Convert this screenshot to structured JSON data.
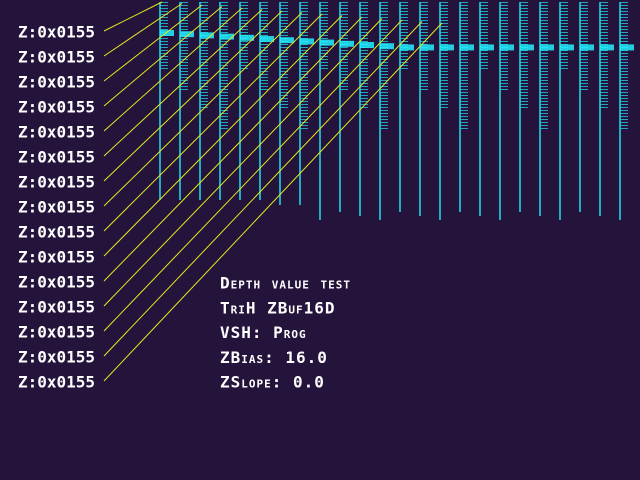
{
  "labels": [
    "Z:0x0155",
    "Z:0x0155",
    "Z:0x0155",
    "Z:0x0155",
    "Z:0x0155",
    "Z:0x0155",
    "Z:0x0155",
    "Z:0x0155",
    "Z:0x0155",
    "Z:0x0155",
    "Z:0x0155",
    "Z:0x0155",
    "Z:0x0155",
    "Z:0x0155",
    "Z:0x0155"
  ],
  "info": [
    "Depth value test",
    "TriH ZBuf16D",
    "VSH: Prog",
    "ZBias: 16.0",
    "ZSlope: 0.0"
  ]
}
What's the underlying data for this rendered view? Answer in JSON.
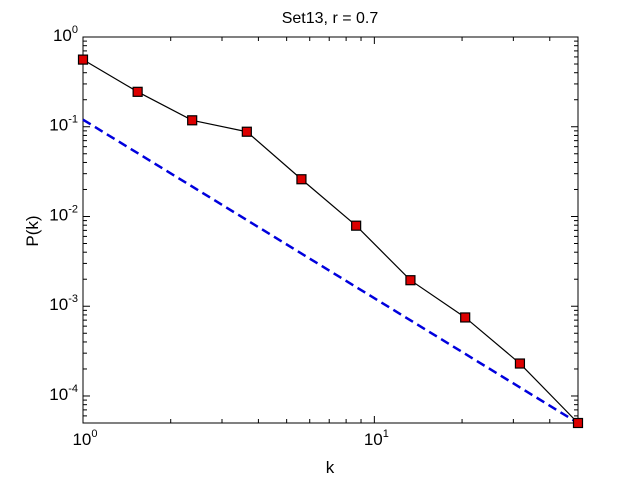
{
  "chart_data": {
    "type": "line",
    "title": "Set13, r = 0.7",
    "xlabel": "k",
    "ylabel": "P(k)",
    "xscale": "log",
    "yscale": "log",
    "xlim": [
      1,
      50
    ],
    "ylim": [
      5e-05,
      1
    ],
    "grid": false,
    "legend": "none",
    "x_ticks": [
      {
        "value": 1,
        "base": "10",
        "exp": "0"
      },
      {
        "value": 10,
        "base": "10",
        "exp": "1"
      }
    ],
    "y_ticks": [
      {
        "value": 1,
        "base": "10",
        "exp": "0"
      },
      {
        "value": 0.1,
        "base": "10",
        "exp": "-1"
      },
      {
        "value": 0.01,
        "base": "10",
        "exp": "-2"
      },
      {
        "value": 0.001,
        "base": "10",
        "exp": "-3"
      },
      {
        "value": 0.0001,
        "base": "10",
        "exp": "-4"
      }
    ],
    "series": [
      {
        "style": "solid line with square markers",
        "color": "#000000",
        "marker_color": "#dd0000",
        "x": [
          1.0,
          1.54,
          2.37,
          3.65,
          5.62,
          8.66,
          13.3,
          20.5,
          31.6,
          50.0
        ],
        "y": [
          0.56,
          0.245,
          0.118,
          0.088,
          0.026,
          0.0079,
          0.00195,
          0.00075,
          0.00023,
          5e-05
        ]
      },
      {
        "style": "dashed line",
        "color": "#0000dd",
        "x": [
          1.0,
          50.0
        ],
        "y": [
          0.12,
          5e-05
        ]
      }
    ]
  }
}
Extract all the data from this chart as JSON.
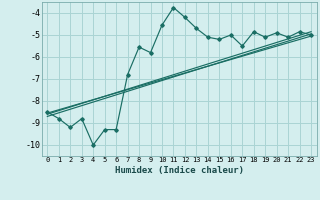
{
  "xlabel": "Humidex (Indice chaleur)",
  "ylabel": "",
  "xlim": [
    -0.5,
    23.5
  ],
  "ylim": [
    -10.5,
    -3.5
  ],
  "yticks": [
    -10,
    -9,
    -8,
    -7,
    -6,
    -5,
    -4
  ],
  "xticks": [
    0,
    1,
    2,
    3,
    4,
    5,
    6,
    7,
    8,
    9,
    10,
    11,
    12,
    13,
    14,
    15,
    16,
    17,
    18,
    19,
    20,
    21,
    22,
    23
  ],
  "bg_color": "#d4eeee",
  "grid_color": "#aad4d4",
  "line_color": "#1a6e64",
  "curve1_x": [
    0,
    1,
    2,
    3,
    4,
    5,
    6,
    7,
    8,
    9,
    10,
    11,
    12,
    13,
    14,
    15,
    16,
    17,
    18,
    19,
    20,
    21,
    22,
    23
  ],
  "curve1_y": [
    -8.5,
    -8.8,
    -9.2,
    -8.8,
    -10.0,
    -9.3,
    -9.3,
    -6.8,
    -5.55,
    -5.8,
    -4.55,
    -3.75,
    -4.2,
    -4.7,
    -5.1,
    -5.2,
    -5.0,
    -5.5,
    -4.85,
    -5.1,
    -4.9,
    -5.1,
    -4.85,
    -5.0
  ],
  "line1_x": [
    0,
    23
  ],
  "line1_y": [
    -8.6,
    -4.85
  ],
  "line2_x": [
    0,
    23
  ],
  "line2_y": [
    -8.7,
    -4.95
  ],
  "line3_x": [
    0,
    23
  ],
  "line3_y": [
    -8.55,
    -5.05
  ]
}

Problem statement
Repeat the material above word for word and skip every image in it.

Solution
Convert this screenshot to structured JSON data.
{
  "labels": [
    "Z:0x0155",
    "Z:0x0155",
    "Z:0x0155",
    "Z:0x0155",
    "Z:0x0155",
    "Z:0x0155",
    "Z:0x0155",
    "Z:0x0155",
    "Z:0x0155",
    "Z:0x0155",
    "Z:0x0155",
    "Z:0x0155",
    "Z:0x0155",
    "Z:0x0155",
    "Z:0x0155"
  ],
  "info": [
    "Depth value test",
    "TriH ZBuf16D",
    "VSH: Prog",
    "ZBias: 16.0",
    "ZSlope: 0.0"
  ]
}
What's the underlying data for this rendered view? Answer in JSON.
{
  "chart_data": {
    "type": "line",
    "title": "Set13, r = 0.7",
    "xlabel": "k",
    "ylabel": "P(k)",
    "xscale": "log",
    "yscale": "log",
    "xlim": [
      1,
      50
    ],
    "ylim": [
      5e-05,
      1
    ],
    "grid": false,
    "legend": "none",
    "x_ticks": [
      {
        "value": 1,
        "base": "10",
        "exp": "0"
      },
      {
        "value": 10,
        "base": "10",
        "exp": "1"
      }
    ],
    "y_ticks": [
      {
        "value": 1,
        "base": "10",
        "exp": "0"
      },
      {
        "value": 0.1,
        "base": "10",
        "exp": "-1"
      },
      {
        "value": 0.01,
        "base": "10",
        "exp": "-2"
      },
      {
        "value": 0.001,
        "base": "10",
        "exp": "-3"
      },
      {
        "value": 0.0001,
        "base": "10",
        "exp": "-4"
      }
    ],
    "series": [
      {
        "style": "solid line with square markers",
        "color": "#000000",
        "marker_color": "#dd0000",
        "x": [
          1.0,
          1.54,
          2.37,
          3.65,
          5.62,
          8.66,
          13.3,
          20.5,
          31.6,
          50.0
        ],
        "y": [
          0.56,
          0.245,
          0.118,
          0.088,
          0.026,
          0.0079,
          0.00195,
          0.00075,
          0.00023,
          5e-05
        ]
      },
      {
        "style": "dashed line",
        "color": "#0000dd",
        "x": [
          1.0,
          50.0
        ],
        "y": [
          0.12,
          5e-05
        ]
      }
    ]
  }
}
Extract all the data from this chart as JSON.
{
  "xlabel": "Humidex (Indice chaleur)",
  "ylabel": "",
  "xlim": [
    -0.5,
    23.5
  ],
  "ylim": [
    -10.5,
    -3.5
  ],
  "yticks": [
    -10,
    -9,
    -8,
    -7,
    -6,
    -5,
    -4
  ],
  "xticks": [
    0,
    1,
    2,
    3,
    4,
    5,
    6,
    7,
    8,
    9,
    10,
    11,
    12,
    13,
    14,
    15,
    16,
    17,
    18,
    19,
    20,
    21,
    22,
    23
  ],
  "bg_color": "#d4eeee",
  "grid_color": "#aad4d4",
  "line_color": "#1a6e64",
  "curve1_x": [
    0,
    1,
    2,
    3,
    4,
    5,
    6,
    7,
    8,
    9,
    10,
    11,
    12,
    13,
    14,
    15,
    16,
    17,
    18,
    19,
    20,
    21,
    22,
    23
  ],
  "curve1_y": [
    -8.5,
    -8.8,
    -9.2,
    -8.8,
    -10.0,
    -9.3,
    -9.3,
    -6.8,
    -5.55,
    -5.8,
    -4.55,
    -3.75,
    -4.2,
    -4.7,
    -5.1,
    -5.2,
    -5.0,
    -5.5,
    -4.85,
    -5.1,
    -4.9,
    -5.1,
    -4.85,
    -5.0
  ],
  "line1_x": [
    0,
    23
  ],
  "line1_y": [
    -8.6,
    -4.85
  ],
  "line2_x": [
    0,
    23
  ],
  "line2_y": [
    -8.7,
    -4.95
  ],
  "line3_x": [
    0,
    23
  ],
  "line3_y": [
    -8.55,
    -5.05
  ]
}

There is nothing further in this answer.